Exercise material -
• • • • •
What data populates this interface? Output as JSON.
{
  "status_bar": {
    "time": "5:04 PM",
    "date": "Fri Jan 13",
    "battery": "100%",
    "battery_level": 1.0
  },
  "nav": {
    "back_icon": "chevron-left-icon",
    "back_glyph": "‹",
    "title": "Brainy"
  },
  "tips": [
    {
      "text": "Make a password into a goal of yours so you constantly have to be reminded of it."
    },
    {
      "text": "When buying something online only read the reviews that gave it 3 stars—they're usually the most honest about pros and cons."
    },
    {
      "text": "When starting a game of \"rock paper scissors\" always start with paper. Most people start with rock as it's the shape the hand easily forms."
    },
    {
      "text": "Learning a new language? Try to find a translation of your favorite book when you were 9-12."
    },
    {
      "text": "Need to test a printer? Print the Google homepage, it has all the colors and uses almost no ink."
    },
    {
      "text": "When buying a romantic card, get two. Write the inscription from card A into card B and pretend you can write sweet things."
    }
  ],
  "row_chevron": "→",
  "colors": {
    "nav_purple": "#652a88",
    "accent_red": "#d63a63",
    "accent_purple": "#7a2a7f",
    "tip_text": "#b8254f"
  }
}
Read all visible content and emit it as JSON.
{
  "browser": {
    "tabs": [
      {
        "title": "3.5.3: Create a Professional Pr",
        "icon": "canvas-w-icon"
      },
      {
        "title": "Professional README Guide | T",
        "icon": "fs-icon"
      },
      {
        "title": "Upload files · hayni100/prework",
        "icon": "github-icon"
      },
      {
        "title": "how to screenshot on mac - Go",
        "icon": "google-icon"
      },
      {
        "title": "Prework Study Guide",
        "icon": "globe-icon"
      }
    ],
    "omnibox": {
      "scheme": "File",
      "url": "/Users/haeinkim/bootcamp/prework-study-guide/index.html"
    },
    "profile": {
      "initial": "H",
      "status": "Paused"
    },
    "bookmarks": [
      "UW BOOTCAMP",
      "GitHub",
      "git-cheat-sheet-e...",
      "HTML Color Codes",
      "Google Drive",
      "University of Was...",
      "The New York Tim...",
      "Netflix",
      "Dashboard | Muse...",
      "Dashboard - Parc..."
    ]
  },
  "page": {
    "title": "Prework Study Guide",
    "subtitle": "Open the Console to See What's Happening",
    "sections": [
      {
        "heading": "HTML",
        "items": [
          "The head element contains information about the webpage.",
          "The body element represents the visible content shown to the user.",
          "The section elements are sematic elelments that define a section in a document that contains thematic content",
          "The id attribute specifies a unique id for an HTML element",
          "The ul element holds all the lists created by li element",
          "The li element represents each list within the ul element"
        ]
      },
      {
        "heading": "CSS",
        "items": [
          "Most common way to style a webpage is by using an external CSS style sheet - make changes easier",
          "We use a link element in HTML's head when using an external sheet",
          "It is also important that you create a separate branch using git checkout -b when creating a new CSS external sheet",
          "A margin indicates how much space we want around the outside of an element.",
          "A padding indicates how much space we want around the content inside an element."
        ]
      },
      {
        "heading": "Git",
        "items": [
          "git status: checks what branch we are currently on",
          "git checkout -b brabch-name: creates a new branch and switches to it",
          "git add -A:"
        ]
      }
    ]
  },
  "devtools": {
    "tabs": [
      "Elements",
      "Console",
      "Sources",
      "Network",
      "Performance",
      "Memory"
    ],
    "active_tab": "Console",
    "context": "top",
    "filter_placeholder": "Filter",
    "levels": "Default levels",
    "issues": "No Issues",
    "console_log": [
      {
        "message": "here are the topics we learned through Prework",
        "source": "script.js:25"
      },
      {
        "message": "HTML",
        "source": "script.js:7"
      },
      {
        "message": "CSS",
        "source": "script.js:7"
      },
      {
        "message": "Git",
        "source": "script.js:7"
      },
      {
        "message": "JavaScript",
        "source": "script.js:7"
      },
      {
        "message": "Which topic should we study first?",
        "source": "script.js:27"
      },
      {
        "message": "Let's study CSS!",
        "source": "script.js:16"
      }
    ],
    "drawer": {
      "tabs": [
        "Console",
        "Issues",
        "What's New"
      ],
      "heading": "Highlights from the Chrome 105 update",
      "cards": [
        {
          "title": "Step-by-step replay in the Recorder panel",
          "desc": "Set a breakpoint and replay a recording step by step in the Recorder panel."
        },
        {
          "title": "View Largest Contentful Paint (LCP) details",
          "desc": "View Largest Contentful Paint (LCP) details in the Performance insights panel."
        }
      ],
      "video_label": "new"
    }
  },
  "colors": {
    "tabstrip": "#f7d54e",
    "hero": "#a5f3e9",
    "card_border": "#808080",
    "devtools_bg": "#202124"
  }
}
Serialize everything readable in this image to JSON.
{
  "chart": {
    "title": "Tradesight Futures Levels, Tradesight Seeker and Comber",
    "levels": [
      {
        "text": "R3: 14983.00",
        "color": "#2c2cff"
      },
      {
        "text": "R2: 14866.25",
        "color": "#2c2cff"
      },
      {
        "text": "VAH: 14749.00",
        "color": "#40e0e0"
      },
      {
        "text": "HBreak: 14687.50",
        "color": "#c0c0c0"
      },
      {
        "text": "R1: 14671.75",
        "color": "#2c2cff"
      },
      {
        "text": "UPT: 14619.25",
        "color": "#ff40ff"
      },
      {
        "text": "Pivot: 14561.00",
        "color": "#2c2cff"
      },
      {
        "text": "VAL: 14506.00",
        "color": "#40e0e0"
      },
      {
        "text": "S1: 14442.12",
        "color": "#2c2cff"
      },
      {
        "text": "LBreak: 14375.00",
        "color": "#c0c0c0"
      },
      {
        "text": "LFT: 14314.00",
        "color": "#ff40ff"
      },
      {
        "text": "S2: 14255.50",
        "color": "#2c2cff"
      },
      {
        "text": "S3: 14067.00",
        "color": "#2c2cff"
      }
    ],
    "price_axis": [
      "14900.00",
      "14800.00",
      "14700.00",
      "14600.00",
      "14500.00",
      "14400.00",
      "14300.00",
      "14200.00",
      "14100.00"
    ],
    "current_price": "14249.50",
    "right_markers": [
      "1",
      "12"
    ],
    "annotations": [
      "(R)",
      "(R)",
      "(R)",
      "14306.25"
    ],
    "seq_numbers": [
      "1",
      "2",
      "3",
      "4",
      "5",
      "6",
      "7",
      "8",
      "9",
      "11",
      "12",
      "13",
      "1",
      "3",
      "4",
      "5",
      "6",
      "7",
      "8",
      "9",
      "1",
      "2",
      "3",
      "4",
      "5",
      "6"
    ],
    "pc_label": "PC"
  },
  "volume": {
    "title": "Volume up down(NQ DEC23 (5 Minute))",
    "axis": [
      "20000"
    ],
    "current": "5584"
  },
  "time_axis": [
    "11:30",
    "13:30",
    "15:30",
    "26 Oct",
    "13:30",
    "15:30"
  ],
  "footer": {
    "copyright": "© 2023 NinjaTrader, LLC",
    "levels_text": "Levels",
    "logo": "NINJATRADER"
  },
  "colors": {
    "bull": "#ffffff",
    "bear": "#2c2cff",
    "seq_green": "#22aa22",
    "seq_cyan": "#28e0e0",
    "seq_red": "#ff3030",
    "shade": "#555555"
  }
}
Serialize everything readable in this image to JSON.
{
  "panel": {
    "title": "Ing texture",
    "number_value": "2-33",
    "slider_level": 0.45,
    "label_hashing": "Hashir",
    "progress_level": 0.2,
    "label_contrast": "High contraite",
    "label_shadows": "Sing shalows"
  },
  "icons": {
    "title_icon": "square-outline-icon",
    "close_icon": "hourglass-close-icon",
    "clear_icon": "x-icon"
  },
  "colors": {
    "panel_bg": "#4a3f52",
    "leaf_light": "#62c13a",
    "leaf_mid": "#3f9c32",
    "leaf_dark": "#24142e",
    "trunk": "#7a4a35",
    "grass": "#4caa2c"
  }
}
• • • • •
Prompt -
Write out each line of the data above again, exactly as given.

Result -
What data populates this interface? Output as JSON.
{
  "status_bar": {
    "time": "5:04 PM",
    "date": "Fri Jan 13",
    "battery": "100%",
    "battery_level": 1.0
  },
  "nav": {
    "back_icon": "chevron-left-icon",
    "back_glyph": "‹",
    "title": "Brainy"
  },
  "tips": [
    {
      "text": "Make a password into a goal of yours so you constantly have to be reminded of it."
    },
    {
      "text": "When buying something online only read the reviews that gave it 3 stars—they're usually the most honest about pros and cons."
    },
    {
      "text": "When starting a game of \"rock paper scissors\" always start with paper. Most people start with rock as it's the shape the hand easily forms."
    },
    {
      "text": "Learning a new language? Try to find a translation of your favorite book when you were 9-12."
    },
    {
      "text": "Need to test a printer? Print the Google homepage, it has all the colors and uses almost no ink."
    },
    {
      "text": "When buying a romantic card, get two. Write the inscription from card A into card B and pretend you can write sweet things."
    }
  ],
  "row_chevron": "→",
  "colors": {
    "nav_purple": "#652a88",
    "accent_red": "#d63a63",
    "accent_purple": "#7a2a7f",
    "tip_text": "#b8254f"
  }
}
Read all visible content and emit it as JSON.
{
  "browser": {
    "tabs": [
      {
        "title": "3.5.3: Create a Professional Pr",
        "icon": "canvas-w-icon"
      },
      {
        "title": "Professional README Guide | T",
        "icon": "fs-icon"
      },
      {
        "title": "Upload files · hayni100/prework",
        "icon": "github-icon"
      },
      {
        "title": "how to screenshot on mac - Go",
        "icon": "google-icon"
      },
      {
        "title": "Prework Study Guide",
        "icon": "globe-icon"
      }
    ],
    "omnibox": {
      "scheme": "File",
      "url": "/Users/haeinkim/bootcamp/prework-study-guide/index.html"
    },
    "profile": {
      "initial": "H",
      "status": "Paused"
    },
    "bookmarks": [
      "UW BOOTCAMP",
      "GitHub",
      "git-cheat-sheet-e...",
      "HTML Color Codes",
      "Google Drive",
      "University of Was...",
      "The New York Tim...",
      "Netflix",
      "Dashboard | Muse...",
      "Dashboard - Parc..."
    ]
  },
  "page": {
    "title": "Prework Study Guide",
    "subtitle": "Open the Console to See What's Happening",
    "sections": [
      {
        "heading": "HTML",
        "items": [
          "The head element contains information about the webpage.",
          "The body element represents the visible content shown to the user.",
          "The section elements are sematic elelments that define a section in a document that contains thematic content",
          "The id attribute specifies a unique id for an HTML element",
          "The ul element holds all the lists created by li element",
          "The li element represents each list within the ul element"
        ]
      },
      {
        "heading": "CSS",
        "items": [
          "Most common way to style a webpage is by using an external CSS style sheet - make changes easier",
          "We use a link element in HTML's head when using an external sheet",
          "It is also important that you create a separate branch using git checkout -b when creating a new CSS external sheet",
          "A margin indicates how much space we want around the outside of an element.",
          "A padding indicates how much space we want around the content inside an element."
        ]
      },
      {
        "heading": "Git",
        "items": [
          "git status: checks what branch we are currently on",
          "git checkout -b brabch-name: creates a new branch and switches to it",
          "git add -A:"
        ]
      }
    ]
  },
  "devtools": {
    "tabs": [
      "Elements",
      "Console",
      "Sources",
      "Network",
      "Performance",
      "Memory"
    ],
    "active_tab": "Console",
    "context": "top",
    "filter_placeholder": "Filter",
    "levels": "Default levels",
    "issues": "No Issues",
    "console_log": [
      {
        "message": "here are the topics we learned through Prework",
        "source": "script.js:25"
      },
      {
        "message": "HTML",
        "source": "script.js:7"
      },
      {
        "message": "CSS",
        "source": "script.js:7"
      },
      {
        "message": "Git",
        "source": "script.js:7"
      },
      {
        "message": "JavaScript",
        "source": "script.js:7"
      },
      {
        "message": "Which topic should we study first?",
        "source": "script.js:27"
      },
      {
        "message": "Let's study CSS!",
        "source": "script.js:16"
      }
    ],
    "drawer": {
      "tabs": [
        "Console",
        "Issues",
        "What's New"
      ],
      "heading": "Highlights from the Chrome 105 update",
      "cards": [
        {
          "title": "Step-by-step replay in the Recorder panel",
          "desc": "Set a breakpoint and replay a recording step by step in the Recorder panel."
        },
        {
          "title": "View Largest Contentful Paint (LCP) details",
          "desc": "View Largest Contentful Paint (LCP) details in the Performance insights panel."
        }
      ],
      "video_label": "new"
    }
  },
  "colors": {
    "tabstrip": "#f7d54e",
    "hero": "#a5f3e9",
    "card_border": "#808080",
    "devtools_bg": "#202124"
  }
}
Serialize everything readable in this image to JSON.
{
  "chart": {
    "title": "Tradesight Futures Levels, Tradesight Seeker and Comber",
    "levels": [
      {
        "text": "R3: 14983.00",
        "color": "#2c2cff"
      },
      {
        "text": "R2: 14866.25",
        "color": "#2c2cff"
      },
      {
        "text": "VAH: 14749.00",
        "color": "#40e0e0"
      },
      {
        "text": "HBreak: 14687.50",
        "color": "#c0c0c0"
      },
      {
        "text": "R1: 14671.75",
        "color": "#2c2cff"
      },
      {
        "text": "UPT: 14619.25",
        "color": "#ff40ff"
      },
      {
        "text": "Pivot: 14561.00",
        "color": "#2c2cff"
      },
      {
        "text": "VAL: 14506.00",
        "color": "#40e0e0"
      },
      {
        "text": "S1: 14442.12",
        "color": "#2c2cff"
      },
      {
        "text": "LBreak: 14375.00",
        "color": "#c0c0c0"
      },
      {
        "text": "LFT: 14314.00",
        "color": "#ff40ff"
      },
      {
        "text": "S2: 14255.50",
        "color": "#2c2cff"
      },
      {
        "text": "S3: 14067.00",
        "color": "#2c2cff"
      }
    ],
    "price_axis": [
      "14900.00",
      "14800.00",
      "14700.00",
      "14600.00",
      "14500.00",
      "14400.00",
      "14300.00",
      "14200.00",
      "14100.00"
    ],
    "current_price": "14249.50",
    "right_markers": [
      "1",
      "12"
    ],
    "annotations": [
      "(R)",
      "(R)",
      "(R)",
      "14306.25"
    ],
    "seq_numbers": [
      "1",
      "2",
      "3",
      "4",
      "5",
      "6",
      "7",
      "8",
      "9",
      "11",
      "12",
      "13",
      "1",
      "3",
      "4",
      "5",
      "6",
      "7",
      "8",
      "9",
      "1",
      "2",
      "3",
      "4",
      "5",
      "6"
    ],
    "pc_label": "PC"
  },
  "volume": {
    "title": "Volume up down(NQ DEC23 (5 Minute))",
    "axis": [
      "20000"
    ],
    "current": "5584"
  },
  "time_axis": [
    "11:30",
    "13:30",
    "15:30",
    "26 Oct",
    "13:30",
    "15:30"
  ],
  "footer": {
    "copyright": "© 2023 NinjaTrader, LLC",
    "levels_text": "Levels",
    "logo": "NINJATRADER"
  },
  "colors": {
    "bull": "#ffffff",
    "bear": "#2c2cff",
    "seq_green": "#22aa22",
    "seq_cyan": "#28e0e0",
    "seq_red": "#ff3030",
    "shade": "#555555"
  }
}
Serialize everything readable in this image to JSON.
{
  "panel": {
    "title": "Ing texture",
    "number_value": "2-33",
    "slider_level": 0.45,
    "label_hashing": "Hashir",
    "progress_level": 0.2,
    "label_contrast": "High contraite",
    "label_shadows": "Sing shalows"
  },
  "icons": {
    "title_icon": "square-outline-icon",
    "close_icon": "hourglass-close-icon",
    "clear_icon": "x-icon"
  },
  "colors": {
    "panel_bg": "#4a3f52",
    "leaf_light": "#62c13a",
    "leaf_mid": "#3f9c32",
    "leaf_dark": "#24142e",
    "trunk": "#7a4a35",
    "grass": "#4caa2c"
  }
}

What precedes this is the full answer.